▸ **Extrait**:
En effet, le cabinet MGL a été saisi par une victime d'escroquerie internationale. Il s'agissait d'un système particulièrement complexe mêlant des usurpations d'identités, des faux et du droit pénal des affaires. 

 

Appauvrie de plusieurs milliers d'euros, la victime a sollicité l'intervention du cabinet MGL après réception d'une décision de classement sans suite. 

 

Le juge d'instruction a été saisi fin 2020 d'une plainte avec constitution de partie civile.

 

Malgré une instruction dans laquelle ont été mises en oeuvre des actes d'instruction particulièrement efficaces, les auteurs n'ont pas pu être identifiés. Par contre, il a clairement été mis en exergue qu'une escroquerie avait été commise.

 

Si l'ordonnance de non-lieu rendue en avril 2022 n'a pas permis l'ouverture d'une audience devant une juridiction pénale, celle-ci était suffisamment détaillée pour permettre à la victime de faire valoir ses droits devant la commission d'indemnisation des victimes d'infractions. 

 

Tel fût le cas par le dépôt d'une requête dans les jours qui ont suivi l'ordonnance de non-lieu. 

 

Le fonds de garantie n'a pas émis de proposition d'indemnisation en considérant que la victime avait commis une faute de négligence (avis curieusement suivi par le procureur de la République alors même qu'il avait pris quelques mois auparavant un réquisitoire introductif pour l'ouverture de l'instruction...).

 

La procédure devant la CIVI suit les règles de la procédure civile et permet bien évidemment de répondre aux arguments du fonds de garantie par le biais de conclusions. La complexité de l'escroquerie, l'usage de faux nom / fausse qualité, l'intervention de tiers de bonne foi et la multiplicité des victimes ont permis au cabinet MGL de démontrer l'absence de négligence blâmable de la victime. 

 

Après une audience de plaidoirie, la CIVI a finalement fait droit intégralement aux demandes de la victime et ce par une décision rendue en février 2023.

 

S'il a certes été nécessaire de saisir un juge d'instruction après le dépôt de plainte puis la commission d'indemnisation des victimes d'infractions et de faire face à une procédure qui a duré un petit peu plus de 2 ans, la victime a été quasiment intégralement indemnisée et la procédure a été menée du début à la fin par le cabinet.

▸ **Consigne de travail**:
Dans l'extrait sur l'indemnisation d'une victime d'escroquerie, relevez tous les facteurs grâce auxquels le cabinet MGL a démontré que la victime n'avait pas commis de négligence blâmable. Les lignes de données n'ont aucun lien avec l'extrait.

Entrées de zones étiquetées:
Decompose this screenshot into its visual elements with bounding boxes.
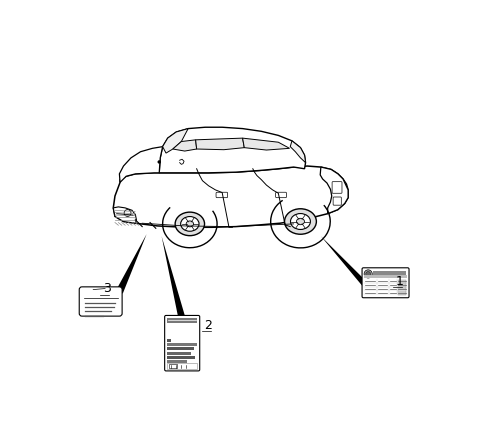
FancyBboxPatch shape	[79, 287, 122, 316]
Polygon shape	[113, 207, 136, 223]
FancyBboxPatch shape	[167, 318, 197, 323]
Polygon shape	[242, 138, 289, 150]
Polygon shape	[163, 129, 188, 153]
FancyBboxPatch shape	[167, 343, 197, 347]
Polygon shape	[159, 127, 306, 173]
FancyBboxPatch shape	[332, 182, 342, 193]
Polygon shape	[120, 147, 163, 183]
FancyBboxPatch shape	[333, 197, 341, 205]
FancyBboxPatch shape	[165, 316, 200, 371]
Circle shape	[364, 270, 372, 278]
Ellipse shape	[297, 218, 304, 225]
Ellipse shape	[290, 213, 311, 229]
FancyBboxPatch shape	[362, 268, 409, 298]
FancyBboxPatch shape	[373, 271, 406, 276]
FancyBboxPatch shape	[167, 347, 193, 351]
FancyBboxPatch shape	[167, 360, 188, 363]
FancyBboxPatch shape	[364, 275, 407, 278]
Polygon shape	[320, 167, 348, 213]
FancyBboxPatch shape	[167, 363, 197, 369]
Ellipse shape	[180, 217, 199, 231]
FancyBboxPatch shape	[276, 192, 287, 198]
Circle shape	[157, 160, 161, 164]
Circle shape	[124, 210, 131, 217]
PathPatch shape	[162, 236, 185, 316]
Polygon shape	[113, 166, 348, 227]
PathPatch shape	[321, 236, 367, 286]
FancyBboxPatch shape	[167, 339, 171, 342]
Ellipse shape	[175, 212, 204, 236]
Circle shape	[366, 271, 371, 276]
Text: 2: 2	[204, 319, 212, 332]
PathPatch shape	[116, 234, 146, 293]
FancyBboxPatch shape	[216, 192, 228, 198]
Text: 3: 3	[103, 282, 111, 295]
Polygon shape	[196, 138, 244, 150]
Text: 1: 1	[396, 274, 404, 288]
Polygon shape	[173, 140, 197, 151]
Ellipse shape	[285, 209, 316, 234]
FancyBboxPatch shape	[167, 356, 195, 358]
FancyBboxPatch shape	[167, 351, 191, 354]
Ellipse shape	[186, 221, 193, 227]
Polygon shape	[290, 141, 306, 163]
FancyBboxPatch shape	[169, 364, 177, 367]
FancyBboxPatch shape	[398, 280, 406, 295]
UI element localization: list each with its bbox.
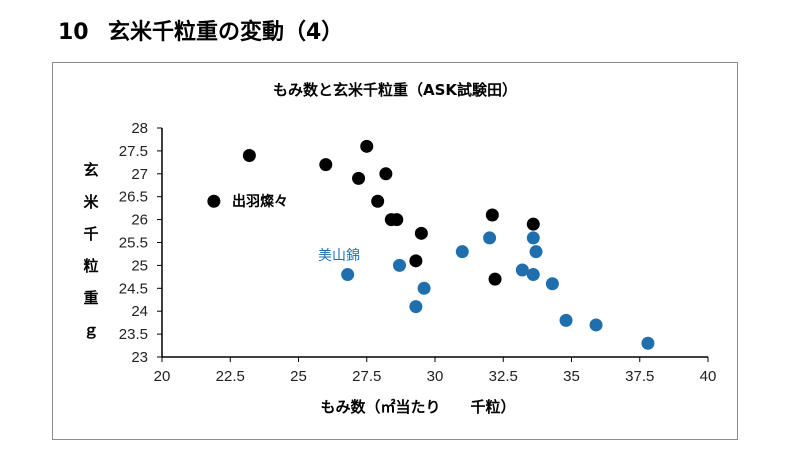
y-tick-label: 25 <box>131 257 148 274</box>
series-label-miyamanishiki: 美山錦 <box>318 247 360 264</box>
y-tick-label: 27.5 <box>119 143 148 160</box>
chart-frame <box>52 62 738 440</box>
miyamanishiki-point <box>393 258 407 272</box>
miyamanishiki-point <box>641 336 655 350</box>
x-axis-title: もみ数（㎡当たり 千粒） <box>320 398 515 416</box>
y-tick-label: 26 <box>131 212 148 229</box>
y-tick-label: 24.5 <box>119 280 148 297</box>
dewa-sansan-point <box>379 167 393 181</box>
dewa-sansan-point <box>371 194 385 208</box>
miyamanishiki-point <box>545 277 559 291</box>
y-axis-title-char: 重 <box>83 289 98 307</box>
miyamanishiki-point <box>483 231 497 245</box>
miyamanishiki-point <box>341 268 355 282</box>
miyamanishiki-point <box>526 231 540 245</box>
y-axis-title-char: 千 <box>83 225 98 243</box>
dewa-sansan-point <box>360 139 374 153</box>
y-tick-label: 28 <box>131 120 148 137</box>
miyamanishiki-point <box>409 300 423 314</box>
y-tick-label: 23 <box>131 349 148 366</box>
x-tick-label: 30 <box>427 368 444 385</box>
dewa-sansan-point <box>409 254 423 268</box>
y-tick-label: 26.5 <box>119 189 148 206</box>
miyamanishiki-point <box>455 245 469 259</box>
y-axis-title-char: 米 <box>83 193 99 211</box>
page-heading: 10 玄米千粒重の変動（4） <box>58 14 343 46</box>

▸ **Bonne réponse**:
- La complexité de l'escroquerie
- L'usage de faux nom / fausse qualité
- L'intervention de tiers de bonne foi
- La multiplicité des victimes